WHAT TO PRODUCE: Copy the material below line for line, changing nothing.

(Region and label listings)
╭──

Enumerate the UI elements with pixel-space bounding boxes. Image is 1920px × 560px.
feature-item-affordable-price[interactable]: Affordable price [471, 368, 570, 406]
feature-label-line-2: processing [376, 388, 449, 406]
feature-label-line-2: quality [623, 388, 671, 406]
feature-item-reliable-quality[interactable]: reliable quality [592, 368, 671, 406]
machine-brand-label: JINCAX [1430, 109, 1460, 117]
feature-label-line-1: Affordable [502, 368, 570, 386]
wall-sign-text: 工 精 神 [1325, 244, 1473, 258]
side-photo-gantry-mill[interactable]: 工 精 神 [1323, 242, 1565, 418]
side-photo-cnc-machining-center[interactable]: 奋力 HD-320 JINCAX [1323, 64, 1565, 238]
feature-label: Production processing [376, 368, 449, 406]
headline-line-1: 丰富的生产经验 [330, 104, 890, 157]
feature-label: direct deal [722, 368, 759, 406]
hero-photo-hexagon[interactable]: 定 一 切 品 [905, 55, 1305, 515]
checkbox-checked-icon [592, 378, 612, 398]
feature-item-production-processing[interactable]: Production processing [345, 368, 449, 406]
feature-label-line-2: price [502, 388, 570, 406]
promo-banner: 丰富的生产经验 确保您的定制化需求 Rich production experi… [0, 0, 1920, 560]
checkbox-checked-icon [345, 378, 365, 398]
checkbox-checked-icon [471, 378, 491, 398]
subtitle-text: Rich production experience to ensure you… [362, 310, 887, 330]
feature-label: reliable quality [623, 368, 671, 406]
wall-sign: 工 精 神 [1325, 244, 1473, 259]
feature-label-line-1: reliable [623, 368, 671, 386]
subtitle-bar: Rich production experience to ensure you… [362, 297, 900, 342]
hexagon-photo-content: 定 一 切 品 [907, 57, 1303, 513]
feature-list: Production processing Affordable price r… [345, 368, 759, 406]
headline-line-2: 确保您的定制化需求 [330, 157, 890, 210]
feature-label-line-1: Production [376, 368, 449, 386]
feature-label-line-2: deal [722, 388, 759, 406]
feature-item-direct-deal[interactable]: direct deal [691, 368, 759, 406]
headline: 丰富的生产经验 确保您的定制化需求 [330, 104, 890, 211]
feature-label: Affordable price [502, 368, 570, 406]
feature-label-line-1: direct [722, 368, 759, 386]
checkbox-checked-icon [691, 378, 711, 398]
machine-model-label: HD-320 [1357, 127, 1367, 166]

╰──

ANSWER FOR THE TASK:
Enumerate the UI elements with pixel-space bounding boxes. Image is 1920px × 560px.
feature-item-affordable-price[interactable]: Affordable price [471, 368, 570, 406]
feature-label-line-2: processing [376, 388, 449, 406]
feature-label-line-2: quality [623, 388, 671, 406]
feature-item-reliable-quality[interactable]: reliable quality [592, 368, 671, 406]
machine-brand-label: JINCAX [1430, 109, 1460, 117]
feature-label-line-1: Affordable [502, 368, 570, 386]
wall-sign-text: 工 精 神 [1325, 244, 1473, 258]
side-photo-gantry-mill[interactable]: 工 精 神 [1323, 242, 1565, 418]
side-photo-cnc-machining-center[interactable]: 奋力 HD-320 JINCAX [1323, 64, 1565, 238]
feature-label: Production processing [376, 368, 449, 406]
headline-line-1: 丰富的生产经验 [330, 104, 890, 157]
feature-label: direct deal [722, 368, 759, 406]
hero-photo-hexagon[interactable]: 定 一 切 品 [905, 55, 1305, 515]
checkbox-checked-icon [592, 378, 612, 398]
feature-item-production-processing[interactable]: Production processing [345, 368, 449, 406]
feature-label-line-2: price [502, 388, 570, 406]
promo-banner: 丰富的生产经验 确保您的定制化需求 Rich production experi… [0, 0, 1920, 560]
checkbox-checked-icon [345, 378, 365, 398]
checkbox-checked-icon [471, 378, 491, 398]
subtitle-text: Rich production experience to ensure you… [362, 310, 887, 330]
feature-label: reliable quality [623, 368, 671, 406]
wall-sign: 工 精 神 [1325, 244, 1473, 259]
feature-label-line-1: reliable [623, 368, 671, 386]
subtitle-bar: Rich production experience to ensure you… [362, 297, 900, 342]
hexagon-photo-content: 定 一 切 品 [907, 57, 1303, 513]
feature-list: Production processing Affordable price r… [345, 368, 759, 406]
headline-line-2: 确保您的定制化需求 [330, 157, 890, 210]
feature-label-line-1: Production [376, 368, 449, 386]
feature-label-line-2: deal [722, 388, 759, 406]
feature-item-direct-deal[interactable]: direct deal [691, 368, 759, 406]
headline: 丰富的生产经验 确保您的定制化需求 [330, 104, 890, 211]
feature-label: Affordable price [502, 368, 570, 406]
feature-label-line-1: direct [722, 368, 759, 386]
checkbox-checked-icon [691, 378, 711, 398]
machine-model-label: HD-320 [1357, 127, 1367, 166]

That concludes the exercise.